CHALLENGE
Select the lines that hold the word "Petermann" and copy each one.
_____
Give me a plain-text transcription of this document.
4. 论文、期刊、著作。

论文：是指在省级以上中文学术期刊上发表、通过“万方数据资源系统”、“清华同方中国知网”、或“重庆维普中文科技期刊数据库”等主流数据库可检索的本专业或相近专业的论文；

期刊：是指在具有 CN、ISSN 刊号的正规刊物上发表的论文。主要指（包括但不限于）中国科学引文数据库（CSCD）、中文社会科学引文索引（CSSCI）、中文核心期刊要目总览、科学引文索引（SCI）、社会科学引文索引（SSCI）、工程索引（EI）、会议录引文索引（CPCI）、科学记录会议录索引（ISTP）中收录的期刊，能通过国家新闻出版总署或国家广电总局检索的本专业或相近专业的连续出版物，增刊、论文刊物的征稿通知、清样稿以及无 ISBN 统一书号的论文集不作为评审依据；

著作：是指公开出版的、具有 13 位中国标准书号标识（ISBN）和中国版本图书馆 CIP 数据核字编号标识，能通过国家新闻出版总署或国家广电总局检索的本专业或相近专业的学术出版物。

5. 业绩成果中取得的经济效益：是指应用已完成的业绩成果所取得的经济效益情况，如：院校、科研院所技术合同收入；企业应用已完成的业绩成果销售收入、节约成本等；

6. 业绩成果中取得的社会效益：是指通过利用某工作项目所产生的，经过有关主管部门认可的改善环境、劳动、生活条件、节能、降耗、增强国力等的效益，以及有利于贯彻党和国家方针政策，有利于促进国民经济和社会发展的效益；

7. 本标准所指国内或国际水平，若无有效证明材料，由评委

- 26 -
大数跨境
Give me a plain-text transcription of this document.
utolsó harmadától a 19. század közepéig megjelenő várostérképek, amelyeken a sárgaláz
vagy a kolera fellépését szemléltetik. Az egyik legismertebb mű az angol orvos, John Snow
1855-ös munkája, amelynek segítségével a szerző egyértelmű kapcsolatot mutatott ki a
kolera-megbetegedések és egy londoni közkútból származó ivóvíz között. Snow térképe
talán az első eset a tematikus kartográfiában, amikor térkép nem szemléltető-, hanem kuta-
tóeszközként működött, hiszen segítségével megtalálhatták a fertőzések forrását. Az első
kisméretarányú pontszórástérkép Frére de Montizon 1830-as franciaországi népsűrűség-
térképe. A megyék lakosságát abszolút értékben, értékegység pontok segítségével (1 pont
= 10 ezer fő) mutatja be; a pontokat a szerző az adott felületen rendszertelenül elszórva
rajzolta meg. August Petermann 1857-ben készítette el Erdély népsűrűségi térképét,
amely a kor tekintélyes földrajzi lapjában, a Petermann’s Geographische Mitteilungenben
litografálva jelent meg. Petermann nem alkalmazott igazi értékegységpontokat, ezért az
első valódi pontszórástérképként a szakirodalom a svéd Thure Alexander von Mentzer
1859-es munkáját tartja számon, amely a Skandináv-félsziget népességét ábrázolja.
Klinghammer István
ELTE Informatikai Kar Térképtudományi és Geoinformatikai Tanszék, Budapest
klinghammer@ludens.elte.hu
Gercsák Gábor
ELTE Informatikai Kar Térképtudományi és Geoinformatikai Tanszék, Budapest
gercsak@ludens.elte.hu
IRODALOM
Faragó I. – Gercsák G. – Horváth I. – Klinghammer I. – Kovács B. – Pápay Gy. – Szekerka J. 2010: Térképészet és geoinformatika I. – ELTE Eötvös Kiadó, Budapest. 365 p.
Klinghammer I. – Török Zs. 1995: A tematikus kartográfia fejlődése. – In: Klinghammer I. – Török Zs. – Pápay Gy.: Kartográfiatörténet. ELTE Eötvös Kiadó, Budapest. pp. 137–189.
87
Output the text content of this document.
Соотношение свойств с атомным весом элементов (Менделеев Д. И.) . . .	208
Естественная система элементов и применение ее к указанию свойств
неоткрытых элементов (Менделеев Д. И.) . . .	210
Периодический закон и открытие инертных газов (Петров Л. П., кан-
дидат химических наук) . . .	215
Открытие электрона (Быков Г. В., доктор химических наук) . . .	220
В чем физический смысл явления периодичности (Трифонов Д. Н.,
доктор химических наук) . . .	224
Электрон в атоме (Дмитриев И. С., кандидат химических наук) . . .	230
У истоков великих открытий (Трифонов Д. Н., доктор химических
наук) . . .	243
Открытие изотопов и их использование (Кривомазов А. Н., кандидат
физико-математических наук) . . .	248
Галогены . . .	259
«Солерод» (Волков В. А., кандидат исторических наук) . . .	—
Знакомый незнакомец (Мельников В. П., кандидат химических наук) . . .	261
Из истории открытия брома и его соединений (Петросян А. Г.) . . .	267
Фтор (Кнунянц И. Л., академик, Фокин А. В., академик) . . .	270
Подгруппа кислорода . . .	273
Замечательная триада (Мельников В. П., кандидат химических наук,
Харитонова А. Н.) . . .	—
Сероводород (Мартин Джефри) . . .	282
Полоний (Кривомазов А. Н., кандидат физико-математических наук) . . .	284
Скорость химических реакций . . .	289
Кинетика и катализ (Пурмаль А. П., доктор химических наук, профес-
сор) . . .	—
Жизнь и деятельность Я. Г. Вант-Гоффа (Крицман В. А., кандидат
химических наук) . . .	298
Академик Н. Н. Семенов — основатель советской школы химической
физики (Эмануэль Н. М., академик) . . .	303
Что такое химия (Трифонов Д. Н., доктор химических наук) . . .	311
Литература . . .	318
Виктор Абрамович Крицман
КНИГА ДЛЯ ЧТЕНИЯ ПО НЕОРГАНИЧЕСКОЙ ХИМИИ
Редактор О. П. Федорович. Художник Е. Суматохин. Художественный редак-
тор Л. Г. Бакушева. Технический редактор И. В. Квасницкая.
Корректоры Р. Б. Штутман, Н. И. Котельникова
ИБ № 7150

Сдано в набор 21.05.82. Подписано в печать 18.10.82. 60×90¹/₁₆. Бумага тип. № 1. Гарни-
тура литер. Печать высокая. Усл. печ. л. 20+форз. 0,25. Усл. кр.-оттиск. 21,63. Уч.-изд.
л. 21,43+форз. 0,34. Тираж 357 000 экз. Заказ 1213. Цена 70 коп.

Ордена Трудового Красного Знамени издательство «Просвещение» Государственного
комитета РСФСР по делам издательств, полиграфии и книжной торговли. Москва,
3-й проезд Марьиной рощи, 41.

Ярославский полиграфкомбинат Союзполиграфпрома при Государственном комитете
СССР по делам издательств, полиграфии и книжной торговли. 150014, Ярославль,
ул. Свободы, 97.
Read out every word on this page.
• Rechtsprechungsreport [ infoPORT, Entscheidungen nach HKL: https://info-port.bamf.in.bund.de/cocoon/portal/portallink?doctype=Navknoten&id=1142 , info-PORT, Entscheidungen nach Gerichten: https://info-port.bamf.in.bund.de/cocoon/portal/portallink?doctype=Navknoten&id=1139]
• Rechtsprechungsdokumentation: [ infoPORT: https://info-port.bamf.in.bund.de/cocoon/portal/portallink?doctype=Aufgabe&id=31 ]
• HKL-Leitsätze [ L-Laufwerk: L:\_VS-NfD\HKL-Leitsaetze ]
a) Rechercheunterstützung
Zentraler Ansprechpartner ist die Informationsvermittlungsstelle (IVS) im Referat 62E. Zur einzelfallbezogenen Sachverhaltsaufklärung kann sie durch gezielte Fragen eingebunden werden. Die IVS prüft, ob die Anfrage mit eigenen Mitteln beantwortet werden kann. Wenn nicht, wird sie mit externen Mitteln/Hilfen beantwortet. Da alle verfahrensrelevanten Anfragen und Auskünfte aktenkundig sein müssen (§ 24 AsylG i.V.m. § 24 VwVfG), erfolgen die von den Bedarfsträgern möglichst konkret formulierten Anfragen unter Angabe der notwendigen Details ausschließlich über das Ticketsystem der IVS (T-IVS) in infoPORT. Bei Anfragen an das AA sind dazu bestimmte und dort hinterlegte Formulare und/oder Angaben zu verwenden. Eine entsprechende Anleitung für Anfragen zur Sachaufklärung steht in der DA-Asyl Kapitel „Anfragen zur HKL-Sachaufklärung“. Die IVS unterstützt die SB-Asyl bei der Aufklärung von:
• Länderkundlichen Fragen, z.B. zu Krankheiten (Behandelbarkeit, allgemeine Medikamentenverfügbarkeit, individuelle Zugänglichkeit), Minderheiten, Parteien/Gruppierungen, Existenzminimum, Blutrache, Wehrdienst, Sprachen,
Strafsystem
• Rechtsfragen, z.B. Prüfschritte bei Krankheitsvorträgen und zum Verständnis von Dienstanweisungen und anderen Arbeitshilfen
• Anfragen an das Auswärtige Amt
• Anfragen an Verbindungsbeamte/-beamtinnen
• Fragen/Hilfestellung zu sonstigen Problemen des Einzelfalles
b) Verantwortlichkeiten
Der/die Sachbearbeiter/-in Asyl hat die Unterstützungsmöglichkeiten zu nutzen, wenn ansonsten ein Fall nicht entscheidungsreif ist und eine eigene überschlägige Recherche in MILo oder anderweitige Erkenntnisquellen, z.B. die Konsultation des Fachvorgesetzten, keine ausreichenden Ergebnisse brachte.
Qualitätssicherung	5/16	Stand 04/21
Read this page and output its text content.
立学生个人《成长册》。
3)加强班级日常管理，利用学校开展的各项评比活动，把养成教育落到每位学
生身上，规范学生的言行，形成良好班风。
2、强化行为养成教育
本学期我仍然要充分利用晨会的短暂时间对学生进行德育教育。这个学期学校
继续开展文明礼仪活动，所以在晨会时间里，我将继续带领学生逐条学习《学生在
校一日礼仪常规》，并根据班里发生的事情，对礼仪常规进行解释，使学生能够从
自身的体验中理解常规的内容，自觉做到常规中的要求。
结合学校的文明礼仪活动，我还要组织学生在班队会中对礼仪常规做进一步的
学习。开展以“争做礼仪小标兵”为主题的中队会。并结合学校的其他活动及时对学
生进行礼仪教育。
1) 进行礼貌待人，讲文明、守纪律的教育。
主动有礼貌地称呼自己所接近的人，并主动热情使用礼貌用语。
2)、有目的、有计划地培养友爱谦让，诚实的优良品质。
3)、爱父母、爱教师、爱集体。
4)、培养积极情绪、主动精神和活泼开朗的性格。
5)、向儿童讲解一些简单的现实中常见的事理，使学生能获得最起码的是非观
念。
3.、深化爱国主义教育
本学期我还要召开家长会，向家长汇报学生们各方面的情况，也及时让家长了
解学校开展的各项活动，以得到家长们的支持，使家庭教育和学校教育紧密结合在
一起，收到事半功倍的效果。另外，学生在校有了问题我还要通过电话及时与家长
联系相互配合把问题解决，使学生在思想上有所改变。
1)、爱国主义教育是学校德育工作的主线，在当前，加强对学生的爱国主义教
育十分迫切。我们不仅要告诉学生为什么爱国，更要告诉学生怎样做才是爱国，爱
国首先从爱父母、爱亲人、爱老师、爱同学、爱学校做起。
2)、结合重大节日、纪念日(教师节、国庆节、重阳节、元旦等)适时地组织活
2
_____
EXERCISE RESULT
rajzolta meg. August Petermann 1857-ben készítette el Erdély népsűrűségi térképét,
amely a kor tekintélyes földrajzi lapjában, a Petermann’s Geographische Mitteilungenben
litografálva jelent meg. Petermann nem alkalmazott igazi értékegységpontokat, ezért az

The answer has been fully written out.